• BRIEF
The line containing "What does this" marks the start; return it and every line after it in the listing below, exactly, through the last.

** start of RECORD EXCERPTS **

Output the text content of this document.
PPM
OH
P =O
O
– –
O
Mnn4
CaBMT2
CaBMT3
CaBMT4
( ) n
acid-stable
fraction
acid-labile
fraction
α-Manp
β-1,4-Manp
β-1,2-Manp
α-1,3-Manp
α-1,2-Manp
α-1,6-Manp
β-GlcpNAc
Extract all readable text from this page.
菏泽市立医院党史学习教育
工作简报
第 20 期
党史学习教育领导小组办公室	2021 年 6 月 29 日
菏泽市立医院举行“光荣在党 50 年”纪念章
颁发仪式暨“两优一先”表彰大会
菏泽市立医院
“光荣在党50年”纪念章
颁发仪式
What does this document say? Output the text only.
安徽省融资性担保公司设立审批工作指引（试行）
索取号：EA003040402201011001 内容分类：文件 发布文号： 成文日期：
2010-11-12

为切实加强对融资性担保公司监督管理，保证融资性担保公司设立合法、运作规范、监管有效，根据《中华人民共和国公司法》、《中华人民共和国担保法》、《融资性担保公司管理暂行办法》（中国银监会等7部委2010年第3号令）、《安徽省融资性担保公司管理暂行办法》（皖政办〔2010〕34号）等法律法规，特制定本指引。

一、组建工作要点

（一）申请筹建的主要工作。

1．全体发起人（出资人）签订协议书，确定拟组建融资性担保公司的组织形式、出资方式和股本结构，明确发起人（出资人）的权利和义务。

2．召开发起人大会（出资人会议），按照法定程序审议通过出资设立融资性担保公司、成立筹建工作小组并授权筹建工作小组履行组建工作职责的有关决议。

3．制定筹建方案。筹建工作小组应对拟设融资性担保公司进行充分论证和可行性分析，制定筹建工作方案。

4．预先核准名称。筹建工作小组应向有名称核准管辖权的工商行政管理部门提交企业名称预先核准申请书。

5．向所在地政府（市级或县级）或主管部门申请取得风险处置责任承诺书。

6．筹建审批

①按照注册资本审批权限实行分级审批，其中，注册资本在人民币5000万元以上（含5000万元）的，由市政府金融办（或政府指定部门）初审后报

** end of RECORD EXCERPTS **

• TASK SOLUTION
What does this document say? Output the text only.
安徽省融资性担保公司设立审批工作指引（试行）
索取号：EA003040402201011001 内容分类：文件 发布文号： 成文日期：
2010-11-12

为切实加强对融资性担保公司监督管理，保证融资性担保公司设立合法、运作规范、监管有效，根据《中华人民共和国公司法》、《中华人民共和国担保法》、《融资性担保公司管理暂行办法》（中国银监会等7部委2010年第3号令）、《安徽省融资性担保公司管理暂行办法》（皖政办〔2010〕34号）等法律法规，特制定本指引。

一、组建工作要点

（一）申请筹建的主要工作。

1．全体发起人（出资人）签订协议书，确定拟组建融资性担保公司的组织形式、出资方式和股本结构，明确发起人（出资人）的权利和义务。

2．召开发起人大会（出资人会议），按照法定程序审议通过出资设立融资性担保公司、成立筹建工作小组并授权筹建工作小组履行组建工作职责的有关决议。

3．制定筹建方案。筹建工作小组应对拟设融资性担保公司进行充分论证和可行性分析，制定筹建工作方案。

4．预先核准名称。筹建工作小组应向有名称核准管辖权的工商行政管理部门提交企业名称预先核准申请书。

5．向所在地政府（市级或县级）或主管部门申请取得风险处置责任承诺书。

6．筹建审批

①按照注册资本审批权限实行分级审批，其中，注册资本在人民币5000万元以上（含5000万元）的，由市政府金融办（或政府指定部门）初审后报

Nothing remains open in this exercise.